#### Problem to work on:
Compile every line that includes the word "chocolate".

* * * * *

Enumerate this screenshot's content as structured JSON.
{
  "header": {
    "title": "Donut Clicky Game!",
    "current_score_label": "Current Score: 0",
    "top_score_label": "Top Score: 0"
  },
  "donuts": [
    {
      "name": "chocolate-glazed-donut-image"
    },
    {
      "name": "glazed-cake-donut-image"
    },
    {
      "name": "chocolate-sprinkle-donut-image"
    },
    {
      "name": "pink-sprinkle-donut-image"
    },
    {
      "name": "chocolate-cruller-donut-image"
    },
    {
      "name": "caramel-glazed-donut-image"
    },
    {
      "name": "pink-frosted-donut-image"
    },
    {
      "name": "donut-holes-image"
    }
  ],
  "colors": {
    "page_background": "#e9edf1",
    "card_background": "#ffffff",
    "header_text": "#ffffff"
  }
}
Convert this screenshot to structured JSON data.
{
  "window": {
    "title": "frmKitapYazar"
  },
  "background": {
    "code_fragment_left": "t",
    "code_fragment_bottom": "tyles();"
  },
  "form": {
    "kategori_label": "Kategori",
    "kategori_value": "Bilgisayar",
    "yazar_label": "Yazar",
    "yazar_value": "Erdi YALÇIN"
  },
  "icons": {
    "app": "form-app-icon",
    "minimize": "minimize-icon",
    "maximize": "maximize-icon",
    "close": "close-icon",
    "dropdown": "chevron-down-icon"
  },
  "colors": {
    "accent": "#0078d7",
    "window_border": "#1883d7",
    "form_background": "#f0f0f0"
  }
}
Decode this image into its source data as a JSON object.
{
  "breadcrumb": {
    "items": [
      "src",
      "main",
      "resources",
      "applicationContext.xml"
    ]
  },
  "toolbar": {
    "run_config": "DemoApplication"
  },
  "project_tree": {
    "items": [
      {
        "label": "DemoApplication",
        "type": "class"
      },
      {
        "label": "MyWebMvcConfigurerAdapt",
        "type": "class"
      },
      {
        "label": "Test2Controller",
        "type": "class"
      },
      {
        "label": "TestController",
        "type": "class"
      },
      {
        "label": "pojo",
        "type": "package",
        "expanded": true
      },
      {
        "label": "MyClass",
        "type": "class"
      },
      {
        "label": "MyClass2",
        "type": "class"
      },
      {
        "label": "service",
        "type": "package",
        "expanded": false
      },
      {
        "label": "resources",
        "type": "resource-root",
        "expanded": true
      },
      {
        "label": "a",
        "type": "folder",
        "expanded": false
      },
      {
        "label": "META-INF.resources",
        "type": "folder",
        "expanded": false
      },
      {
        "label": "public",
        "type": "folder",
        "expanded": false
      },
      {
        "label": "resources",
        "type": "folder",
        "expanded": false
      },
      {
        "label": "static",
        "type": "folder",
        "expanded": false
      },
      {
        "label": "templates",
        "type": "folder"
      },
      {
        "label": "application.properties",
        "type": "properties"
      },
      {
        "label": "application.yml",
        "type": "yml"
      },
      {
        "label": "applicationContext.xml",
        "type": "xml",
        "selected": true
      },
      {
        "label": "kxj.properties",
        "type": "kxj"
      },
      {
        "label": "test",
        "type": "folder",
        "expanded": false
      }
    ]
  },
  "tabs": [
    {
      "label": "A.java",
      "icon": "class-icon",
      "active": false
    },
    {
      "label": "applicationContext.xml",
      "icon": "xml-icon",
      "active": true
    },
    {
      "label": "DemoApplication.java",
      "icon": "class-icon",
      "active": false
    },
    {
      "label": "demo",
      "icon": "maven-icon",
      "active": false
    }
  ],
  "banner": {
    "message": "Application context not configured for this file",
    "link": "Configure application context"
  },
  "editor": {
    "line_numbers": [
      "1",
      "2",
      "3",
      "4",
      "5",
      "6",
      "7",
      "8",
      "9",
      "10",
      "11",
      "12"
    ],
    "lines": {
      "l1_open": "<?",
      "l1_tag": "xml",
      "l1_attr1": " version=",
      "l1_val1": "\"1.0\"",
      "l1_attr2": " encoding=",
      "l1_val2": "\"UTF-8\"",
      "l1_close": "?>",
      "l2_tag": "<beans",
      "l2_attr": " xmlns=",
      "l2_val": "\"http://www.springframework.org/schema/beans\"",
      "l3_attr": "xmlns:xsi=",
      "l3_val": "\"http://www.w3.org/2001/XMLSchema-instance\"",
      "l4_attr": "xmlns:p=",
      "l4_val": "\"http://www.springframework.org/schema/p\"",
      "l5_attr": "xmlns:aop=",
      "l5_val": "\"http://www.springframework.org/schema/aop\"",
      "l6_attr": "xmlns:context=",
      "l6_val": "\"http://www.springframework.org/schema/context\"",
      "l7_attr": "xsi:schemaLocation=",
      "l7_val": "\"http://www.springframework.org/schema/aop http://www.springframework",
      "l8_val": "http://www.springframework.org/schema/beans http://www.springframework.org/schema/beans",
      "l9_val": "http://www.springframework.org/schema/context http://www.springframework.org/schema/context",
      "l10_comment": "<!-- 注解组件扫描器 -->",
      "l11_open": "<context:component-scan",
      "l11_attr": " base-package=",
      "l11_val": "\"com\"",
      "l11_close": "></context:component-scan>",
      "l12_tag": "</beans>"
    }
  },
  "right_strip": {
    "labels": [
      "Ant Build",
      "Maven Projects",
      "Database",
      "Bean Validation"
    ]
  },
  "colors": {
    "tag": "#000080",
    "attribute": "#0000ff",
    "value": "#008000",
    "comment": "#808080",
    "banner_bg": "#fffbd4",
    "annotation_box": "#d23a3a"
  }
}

* * * * *

#### Finished task:
      "name": "chocolate-glazed-donut-image"
      "name": "chocolate-sprinkle-donut-image"
      "name": "chocolate-cruller-donut-image"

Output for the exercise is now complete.